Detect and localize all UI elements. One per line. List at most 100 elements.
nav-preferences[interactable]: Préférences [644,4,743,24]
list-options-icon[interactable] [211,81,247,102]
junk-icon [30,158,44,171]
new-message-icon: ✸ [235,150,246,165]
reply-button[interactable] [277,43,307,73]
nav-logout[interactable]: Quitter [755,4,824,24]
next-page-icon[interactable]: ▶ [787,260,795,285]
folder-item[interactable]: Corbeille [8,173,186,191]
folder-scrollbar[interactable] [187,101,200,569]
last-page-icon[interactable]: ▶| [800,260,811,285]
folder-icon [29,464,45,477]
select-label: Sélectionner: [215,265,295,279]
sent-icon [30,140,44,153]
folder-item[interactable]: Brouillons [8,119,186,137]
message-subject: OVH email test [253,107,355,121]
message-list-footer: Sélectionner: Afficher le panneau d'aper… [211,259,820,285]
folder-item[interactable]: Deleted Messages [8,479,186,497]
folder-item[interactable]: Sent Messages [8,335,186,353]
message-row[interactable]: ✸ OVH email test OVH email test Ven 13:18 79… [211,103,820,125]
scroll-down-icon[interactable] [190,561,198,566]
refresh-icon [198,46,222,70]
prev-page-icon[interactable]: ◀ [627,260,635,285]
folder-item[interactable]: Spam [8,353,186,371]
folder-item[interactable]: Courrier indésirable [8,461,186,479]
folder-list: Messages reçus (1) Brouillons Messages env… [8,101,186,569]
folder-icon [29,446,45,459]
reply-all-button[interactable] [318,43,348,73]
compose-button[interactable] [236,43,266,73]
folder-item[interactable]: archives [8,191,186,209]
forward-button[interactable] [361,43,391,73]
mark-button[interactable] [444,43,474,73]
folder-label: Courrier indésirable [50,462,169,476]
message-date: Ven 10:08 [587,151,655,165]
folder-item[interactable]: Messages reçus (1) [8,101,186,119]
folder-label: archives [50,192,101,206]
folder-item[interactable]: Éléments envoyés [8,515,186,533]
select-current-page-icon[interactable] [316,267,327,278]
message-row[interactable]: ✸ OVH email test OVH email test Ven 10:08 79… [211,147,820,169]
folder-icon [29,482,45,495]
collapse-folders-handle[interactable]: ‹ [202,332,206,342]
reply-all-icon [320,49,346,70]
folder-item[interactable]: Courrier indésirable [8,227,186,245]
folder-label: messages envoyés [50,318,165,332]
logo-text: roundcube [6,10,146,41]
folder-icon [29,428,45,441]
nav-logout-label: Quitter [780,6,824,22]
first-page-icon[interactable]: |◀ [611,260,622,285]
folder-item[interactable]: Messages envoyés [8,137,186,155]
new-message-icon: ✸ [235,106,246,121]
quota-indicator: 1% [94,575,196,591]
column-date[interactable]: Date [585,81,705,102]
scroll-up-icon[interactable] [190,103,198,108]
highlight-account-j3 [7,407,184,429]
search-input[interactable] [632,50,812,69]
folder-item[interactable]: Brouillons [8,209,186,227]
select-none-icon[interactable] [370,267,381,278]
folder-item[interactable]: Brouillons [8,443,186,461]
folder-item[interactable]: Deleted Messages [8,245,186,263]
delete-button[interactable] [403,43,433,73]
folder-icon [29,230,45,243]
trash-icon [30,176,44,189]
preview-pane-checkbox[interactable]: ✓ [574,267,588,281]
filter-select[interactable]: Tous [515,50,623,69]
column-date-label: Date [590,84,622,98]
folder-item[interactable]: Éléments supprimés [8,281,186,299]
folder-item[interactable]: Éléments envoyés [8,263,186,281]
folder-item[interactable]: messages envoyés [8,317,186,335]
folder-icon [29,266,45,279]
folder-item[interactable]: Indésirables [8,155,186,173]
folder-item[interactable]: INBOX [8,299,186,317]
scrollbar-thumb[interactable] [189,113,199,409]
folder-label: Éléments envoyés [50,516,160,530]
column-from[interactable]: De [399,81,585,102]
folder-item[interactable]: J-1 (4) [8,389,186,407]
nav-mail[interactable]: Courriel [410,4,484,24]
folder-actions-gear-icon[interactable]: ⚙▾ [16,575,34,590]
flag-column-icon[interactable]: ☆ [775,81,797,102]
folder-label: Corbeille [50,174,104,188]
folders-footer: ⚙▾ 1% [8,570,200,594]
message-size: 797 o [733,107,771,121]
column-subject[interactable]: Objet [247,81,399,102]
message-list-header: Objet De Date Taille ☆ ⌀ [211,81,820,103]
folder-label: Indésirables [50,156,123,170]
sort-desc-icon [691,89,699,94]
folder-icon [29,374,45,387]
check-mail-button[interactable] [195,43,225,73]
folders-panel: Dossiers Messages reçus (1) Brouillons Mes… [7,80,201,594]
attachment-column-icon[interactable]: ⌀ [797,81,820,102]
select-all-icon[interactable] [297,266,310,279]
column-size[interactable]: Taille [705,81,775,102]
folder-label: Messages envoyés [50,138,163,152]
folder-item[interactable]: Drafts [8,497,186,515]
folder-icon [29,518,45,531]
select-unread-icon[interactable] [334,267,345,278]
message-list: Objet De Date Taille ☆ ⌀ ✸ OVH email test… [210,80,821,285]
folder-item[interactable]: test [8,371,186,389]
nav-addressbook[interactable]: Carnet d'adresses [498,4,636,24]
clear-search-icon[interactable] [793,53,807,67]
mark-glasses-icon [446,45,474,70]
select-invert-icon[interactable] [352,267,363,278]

> _Task to complete_
Format the listing above as a numbered list, leaving out any blank lines.

> _Task answer_
1. Detect and localize all UI elements. One per line. List at most 100 elements.
2. nav-preferences[interactable]: Préférences [644,4,743,24]
3. list-options-icon[interactable] [211,81,247,102]
4. junk-icon [30,158,44,171]
5. new-message-icon: ✸ [235,150,246,165]
6. reply-button[interactable] [277,43,307,73]
7. nav-logout[interactable]: Quitter [755,4,824,24]
8. next-page-icon[interactable]: ▶ [787,260,795,285]
9. folder-item[interactable]: Corbeille [8,173,186,191]
10. folder-scrollbar[interactable] [187,101,200,569]
11. last-page-icon[interactable]: ▶| [800,260,811,285]
12. folder-icon [29,464,45,477]
13. select-label: Sélectionner: [215,265,295,279]
14. sent-icon [30,140,44,153]
15. folder-item[interactable]: Brouillons [8,119,186,137]
16. message-subject: OVH email test [253,107,355,121]
17. message-list-footer: Sélectionner: Afficher le panneau d'aper… [211,259,820,285]
18. folder-item[interactable]: Deleted Messages [8,479,186,497]
19. folder-item[interactable]: Sent Messages [8,335,186,353]
20. message-row[interactable]: ✸ OVH email test OVH email test Ven 13:18 79… [211,103,820,125]
21. scroll-down-icon[interactable] [190,561,198,566]
22. refresh-icon [198,46,222,70]
23. prev-page-icon[interactable]: ◀ [627,260,635,285]
24. folder-item[interactable]: Spam [8,353,186,371]
25. folder-item[interactable]: Courrier indésirable [8,461,186,479]
26. folder-list: Messages reçus (1) Brouillons Messages env… [8,101,186,569]
27. folder-icon [29,446,45,459]
28. reply-all-button[interactable] [318,43,348,73]
29. compose-button[interactable] [236,43,266,73]
30. folder-item[interactable]: archives [8,191,186,209]
31. forward-button[interactable] [361,43,391,73]
32. mark-button[interactable] [444,43,474,73]
33. folder-label: Courrier indésirable [50,462,169,476]
34. message-date: Ven 10:08 [587,151,655,165]
35. folder-item[interactable]: Messages reçus (1) [8,101,186,119]
36. folder-label: archives [50,192,101,206]
37. folder-item[interactable]: Éléments envoyés [8,515,186,533]
38. select-current-page-icon[interactable] [316,267,327,278]
39. message-row[interactable]: ✸ OVH email test OVH email test Ven 10:08 79… [211,147,820,169]
40. folder-icon [29,482,45,495]
41. collapse-folders-handle[interactable]: ‹ [202,332,206,342]
42. reply-all-icon [320,49,346,70]
43. folder-item[interactable]: Courrier indésirable [8,227,186,245]
44. folder-label: messages envoyés [50,318,165,332]
45. logo-text: roundcube [6,10,146,41]
46. folder-icon [29,428,45,441]
47. nav-logout-label: Quitter [780,6,824,22]
48. first-page-icon[interactable]: |◀ [611,260,622,285]
49. folder-item[interactable]: Messages envoyés [8,137,186,155]
50. new-message-icon: ✸ [235,106,246,121]
51. quota-indicator: 1% [94,575,196,591]
52. column-date[interactable]: Date [585,81,705,102]
53. scroll-up-icon[interactable] [190,103,198,108]
54. highlight-account-j3 [7,407,184,429]
55. search-input[interactable] [632,50,812,69]
56. folder-item[interactable]: Brouillons [8,209,186,227]
57. select-none-icon[interactable] [370,267,381,278]
58. folder-item[interactable]: Brouillons [8,443,186,461]
59. folder-item[interactable]: Deleted Messages [8,245,186,263]
60. delete-button[interactable] [403,43,433,73]
61. folder-icon [29,230,45,243]
62. trash-icon [30,176,44,189]
63. preview-pane-checkbox[interactable]: ✓ [574,267,588,281]
64. filter-select[interactable]: Tous [515,50,623,69]
65. column-date-label: Date [590,84,622,98]
66. folder-item[interactable]: Éléments supprimés [8,281,186,299]
67. folder-item[interactable]: Éléments envoyés [8,263,186,281]
68. folder-item[interactable]: messages envoyés [8,317,186,335]
69. folder-icon [29,266,45,279]
70. folder-item[interactable]: Indésirables [8,155,186,173]
71. folder-item[interactable]: INBOX [8,299,186,317]
72. scrollbar-thumb[interactable] [189,113,199,409]
73. folder-label: Éléments envoyés [50,516,160,530]
74. column-from[interactable]: De [399,81,585,102]
75. folder-item[interactable]: J-1 (4) [8,389,186,407]
76. nav-mail[interactable]: Courriel [410,4,484,24]
77. folder-actions-gear-icon[interactable]: ⚙▾ [16,575,34,590]
78. flag-column-icon[interactable]: ☆ [775,81,797,102]
79. folder-label: Corbeille [50,174,104,188]
80. folders-footer: ⚙▾ 1% [8,570,200,594]
81. message-size: 797 o [733,107,771,121]
82. column-subject[interactable]: Objet [247,81,399,102]
83. message-list-header: Objet De Date Taille ☆ ⌀ [211,81,820,103]
84. folder-label: Indésirables [50,156,123,170]
85. sort-desc-icon [691,89,699,94]
86. folder-icon [29,374,45,387]
87. check-mail-button[interactable] [195,43,225,73]
88. folders-panel: Dossiers Messages reçus (1) Brouillons Mes… [7,80,201,594]
89. attachment-column-icon[interactable]: ⌀ [797,81,820,102]
90. select-all-icon[interactable] [297,266,310,279]
91. column-size[interactable]: Taille [705,81,775,102]
92. folder-label: Messages envoyés [50,138,163,152]
93. folder-item[interactable]: Drafts [8,497,186,515]
94. folder-icon [29,518,45,531]
95. select-unread-icon[interactable] [334,267,345,278]
96. message-list: Objet De Date Taille ☆ ⌀ ✸ OVH email test… [210,80,821,285]
97. folder-item[interactable]: test [8,371,186,389]
98. nav-addressbook[interactable]: Carnet d'adresses [498,4,636,24]
99. clear-search-icon[interactable] [793,53,807,67]
100. mark-glasses-icon [446,45,474,70]
101. select-invert-icon[interactable] [352,267,363,278]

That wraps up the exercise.